[Data excerpts]
::::
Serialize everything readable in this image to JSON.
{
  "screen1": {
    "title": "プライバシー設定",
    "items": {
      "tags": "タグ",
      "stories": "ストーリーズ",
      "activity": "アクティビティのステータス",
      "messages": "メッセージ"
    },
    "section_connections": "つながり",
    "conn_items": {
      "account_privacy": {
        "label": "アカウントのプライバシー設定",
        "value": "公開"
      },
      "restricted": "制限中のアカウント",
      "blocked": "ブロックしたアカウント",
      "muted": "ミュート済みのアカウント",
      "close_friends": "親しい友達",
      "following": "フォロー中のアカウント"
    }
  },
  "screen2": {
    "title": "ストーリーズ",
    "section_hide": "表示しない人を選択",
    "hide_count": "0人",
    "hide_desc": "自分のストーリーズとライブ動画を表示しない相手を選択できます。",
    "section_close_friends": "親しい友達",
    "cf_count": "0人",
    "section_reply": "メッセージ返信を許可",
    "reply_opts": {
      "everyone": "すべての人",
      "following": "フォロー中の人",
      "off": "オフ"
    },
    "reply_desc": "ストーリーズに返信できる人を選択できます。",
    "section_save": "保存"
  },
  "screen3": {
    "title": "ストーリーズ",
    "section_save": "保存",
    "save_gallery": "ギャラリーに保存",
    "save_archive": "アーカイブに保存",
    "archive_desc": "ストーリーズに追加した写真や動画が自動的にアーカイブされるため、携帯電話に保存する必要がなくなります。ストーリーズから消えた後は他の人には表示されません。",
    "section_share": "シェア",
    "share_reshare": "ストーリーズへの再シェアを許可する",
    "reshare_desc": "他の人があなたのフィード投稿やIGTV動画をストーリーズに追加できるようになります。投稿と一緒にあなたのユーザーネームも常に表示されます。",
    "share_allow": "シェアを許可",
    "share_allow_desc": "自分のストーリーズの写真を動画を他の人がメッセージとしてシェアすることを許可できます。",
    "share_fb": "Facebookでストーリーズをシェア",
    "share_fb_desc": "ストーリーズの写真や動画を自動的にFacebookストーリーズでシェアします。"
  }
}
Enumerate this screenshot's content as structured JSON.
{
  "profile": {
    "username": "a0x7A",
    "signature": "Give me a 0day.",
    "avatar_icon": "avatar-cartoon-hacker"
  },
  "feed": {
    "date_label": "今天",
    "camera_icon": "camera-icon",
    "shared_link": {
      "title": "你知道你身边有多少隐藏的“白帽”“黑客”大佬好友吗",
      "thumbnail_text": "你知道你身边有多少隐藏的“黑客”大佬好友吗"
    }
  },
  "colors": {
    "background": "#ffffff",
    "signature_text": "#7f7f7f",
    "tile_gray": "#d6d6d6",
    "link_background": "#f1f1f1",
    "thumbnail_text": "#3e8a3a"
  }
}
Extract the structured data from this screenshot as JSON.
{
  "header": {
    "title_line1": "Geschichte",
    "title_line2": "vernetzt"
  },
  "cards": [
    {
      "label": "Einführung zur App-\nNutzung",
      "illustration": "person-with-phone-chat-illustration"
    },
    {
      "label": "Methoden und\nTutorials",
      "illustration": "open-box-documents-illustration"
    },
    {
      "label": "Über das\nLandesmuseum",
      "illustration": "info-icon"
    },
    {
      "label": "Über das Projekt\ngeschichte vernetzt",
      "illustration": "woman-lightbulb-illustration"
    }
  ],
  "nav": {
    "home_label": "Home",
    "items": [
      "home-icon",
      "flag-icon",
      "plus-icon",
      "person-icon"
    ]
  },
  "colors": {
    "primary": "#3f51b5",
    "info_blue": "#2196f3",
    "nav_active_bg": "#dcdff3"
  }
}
::::
**Task description**. Repeat all of the records above exactly as written.

**Answer**.
Serialize everything readable in this image to JSON.
{
  "screen1": {
    "title": "プライバシー設定",
    "items": {
      "tags": "タグ",
      "stories": "ストーリーズ",
      "activity": "アクティビティのステータス",
      "messages": "メッセージ"
    },
    "section_connections": "つながり",
    "conn_items": {
      "account_privacy": {
        "label": "アカウントのプライバシー設定",
        "value": "公開"
      },
      "restricted": "制限中のアカウント",
      "blocked": "ブロックしたアカウント",
      "muted": "ミュート済みのアカウント",
      "close_friends": "親しい友達",
      "following": "フォロー中のアカウント"
    }
  },
  "screen2": {
    "title": "ストーリーズ",
    "section_hide": "表示しない人を選択",
    "hide_count": "0人",
    "hide_desc": "自分のストーリーズとライブ動画を表示しない相手を選択できます。",
    "section_close_friends": "親しい友達",
    "cf_count": "0人",
    "section_reply": "メッセージ返信を許可",
    "reply_opts": {
      "everyone": "すべての人",
      "following": "フォロー中の人",
      "off": "オフ"
    },
    "reply_desc": "ストーリーズに返信できる人を選択できます。",
    "section_save": "保存"
  },
  "screen3": {
    "title": "ストーリーズ",
    "section_save": "保存",
    "save_gallery": "ギャラリーに保存",
    "save_archive": "アーカイブに保存",
    "archive_desc": "ストーリーズに追加した写真や動画が自動的にアーカイブされるため、携帯電話に保存する必要がなくなります。ストーリーズから消えた後は他の人には表示されません。",
    "section_share": "シェア",
    "share_reshare": "ストーリーズへの再シェアを許可する",
    "reshare_desc": "他の人があなたのフィード投稿やIGTV動画をストーリーズに追加できるようになります。投稿と一緒にあなたのユーザーネームも常に表示されます。",
    "share_allow": "シェアを許可",
    "share_allow_desc": "自分のストーリーズの写真を動画を他の人がメッセージとしてシェアすることを許可できます。",
    "share_fb": "Facebookでストーリーズをシェア",
    "share_fb_desc": "ストーリーズの写真や動画を自動的にFacebookストーリーズでシェアします。"
  }
}
Enumerate this screenshot's content as structured JSON.
{
  "profile": {
    "username": "a0x7A",
    "signature": "Give me a 0day.",
    "avatar_icon": "avatar-cartoon-hacker"
  },
  "feed": {
    "date_label": "今天",
    "camera_icon": "camera-icon",
    "shared_link": {
      "title": "你知道你身边有多少隐藏的“白帽”“黑客”大佬好友吗",
      "thumbnail_text": "你知道你身边有多少隐藏的“黑客”大佬好友吗"
    }
  },
  "colors": {
    "background": "#ffffff",
    "signature_text": "#7f7f7f",
    "tile_gray": "#d6d6d6",
    "link_background": "#f1f1f1",
    "thumbnail_text": "#3e8a3a"
  }
}
Extract the structured data from this screenshot as JSON.
{
  "header": {
    "title_line1": "Geschichte",
    "title_line2": "vernetzt"
  },
  "cards": [
    {
      "label": "Einführung zur App-\nNutzung",
      "illustration": "person-with-phone-chat-illustration"
    },
    {
      "label": "Methoden und\nTutorials",
      "illustration": "open-box-documents-illustration"
    },
    {
      "label": "Über das\nLandesmuseum",
      "illustration": "info-icon"
    },
    {
      "label": "Über das Projekt\ngeschichte vernetzt",
      "illustration": "woman-lightbulb-illustration"
    }
  ],
  "nav": {
    "home_label": "Home",
    "items": [
      "home-icon",
      "flag-icon",
      "plus-icon",
      "person-icon"
    ]
  },
  "colors": {
    "primary": "#3f51b5",
    "info_blue": "#2196f3",
    "nav_active_bg": "#dcdff3"
  }
}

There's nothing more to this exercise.